* [DIRECTIONS FOR THIS TASK]: Restate each entry word for word, leaving nothing out.

------------------------------------------------------------

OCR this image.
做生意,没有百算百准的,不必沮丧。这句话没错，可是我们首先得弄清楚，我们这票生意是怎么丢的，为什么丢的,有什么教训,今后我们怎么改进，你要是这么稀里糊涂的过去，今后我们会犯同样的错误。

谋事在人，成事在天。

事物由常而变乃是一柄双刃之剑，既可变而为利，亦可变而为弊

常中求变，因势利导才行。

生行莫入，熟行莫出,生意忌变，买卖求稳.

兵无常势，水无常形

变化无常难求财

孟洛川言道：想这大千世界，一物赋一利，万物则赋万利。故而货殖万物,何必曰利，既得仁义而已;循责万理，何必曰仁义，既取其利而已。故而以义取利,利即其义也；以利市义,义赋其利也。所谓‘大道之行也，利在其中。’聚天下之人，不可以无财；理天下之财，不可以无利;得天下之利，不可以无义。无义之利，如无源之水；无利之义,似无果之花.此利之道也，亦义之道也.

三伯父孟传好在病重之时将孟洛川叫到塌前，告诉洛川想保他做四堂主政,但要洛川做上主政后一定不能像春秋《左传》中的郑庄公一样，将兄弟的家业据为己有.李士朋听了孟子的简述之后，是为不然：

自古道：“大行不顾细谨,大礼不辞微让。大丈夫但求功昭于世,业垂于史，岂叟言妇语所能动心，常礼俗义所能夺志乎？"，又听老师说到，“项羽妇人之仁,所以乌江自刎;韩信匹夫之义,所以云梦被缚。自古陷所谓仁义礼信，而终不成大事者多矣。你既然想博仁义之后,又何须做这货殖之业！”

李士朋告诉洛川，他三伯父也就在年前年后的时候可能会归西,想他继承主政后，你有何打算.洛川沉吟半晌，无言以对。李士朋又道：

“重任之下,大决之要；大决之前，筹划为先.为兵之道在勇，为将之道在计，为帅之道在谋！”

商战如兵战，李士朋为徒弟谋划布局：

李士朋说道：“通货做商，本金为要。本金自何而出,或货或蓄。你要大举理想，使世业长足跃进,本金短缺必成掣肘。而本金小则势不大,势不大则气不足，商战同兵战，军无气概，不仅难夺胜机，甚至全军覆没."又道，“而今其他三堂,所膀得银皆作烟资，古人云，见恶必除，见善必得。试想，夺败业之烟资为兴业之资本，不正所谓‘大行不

------------------------------------------------------------

* [ANSWER IN FULL]:
OCR this image.
做生意,没有百算百准的,不必沮丧。这句话没错，可是我们首先得弄清楚，我们这票生意是怎么丢的，为什么丢的,有什么教训,今后我们怎么改进，你要是这么稀里糊涂的过去，今后我们会犯同样的错误。

谋事在人，成事在天。

事物由常而变乃是一柄双刃之剑，既可变而为利，亦可变而为弊

常中求变，因势利导才行。

生行莫入，熟行莫出,生意忌变，买卖求稳.

兵无常势，水无常形

变化无常难求财

孟洛川言道：想这大千世界，一物赋一利，万物则赋万利。故而货殖万物,何必曰利，既得仁义而已;循责万理，何必曰仁义，既取其利而已。故而以义取利,利即其义也；以利市义,义赋其利也。所谓‘大道之行也，利在其中。’聚天下之人，不可以无财；理天下之财，不可以无利;得天下之利，不可以无义。无义之利，如无源之水；无利之义,似无果之花.此利之道也，亦义之道也.

三伯父孟传好在病重之时将孟洛川叫到塌前，告诉洛川想保他做四堂主政,但要洛川做上主政后一定不能像春秋《左传》中的郑庄公一样，将兄弟的家业据为己有.李士朋听了孟子的简述之后，是为不然：

自古道：“大行不顾细谨,大礼不辞微让。大丈夫但求功昭于世,业垂于史，岂叟言妇语所能动心，常礼俗义所能夺志乎？"，又听老师说到，“项羽妇人之仁,所以乌江自刎;韩信匹夫之义,所以云梦被缚。自古陷所谓仁义礼信，而终不成大事者多矣。你既然想博仁义之后,又何须做这货殖之业！”

李士朋告诉洛川，他三伯父也就在年前年后的时候可能会归西,想他继承主政后，你有何打算.洛川沉吟半晌，无言以对。李士朋又道：

“重任之下,大决之要；大决之前，筹划为先.为兵之道在勇，为将之道在计，为帅之道在谋！”

商战如兵战，李士朋为徒弟谋划布局：

李士朋说道：“通货做商，本金为要。本金自何而出,或货或蓄。你要大举理想，使世业长足跃进,本金短缺必成掣肘。而本金小则势不大,势不大则气不足，商战同兵战，军无气概，不仅难夺胜机，甚至全军覆没."又道，“而今其他三堂,所膀得银皆作烟资，古人云，见恶必除，见善必得。试想，夺败业之烟资为兴业之资本，不正所谓‘大行不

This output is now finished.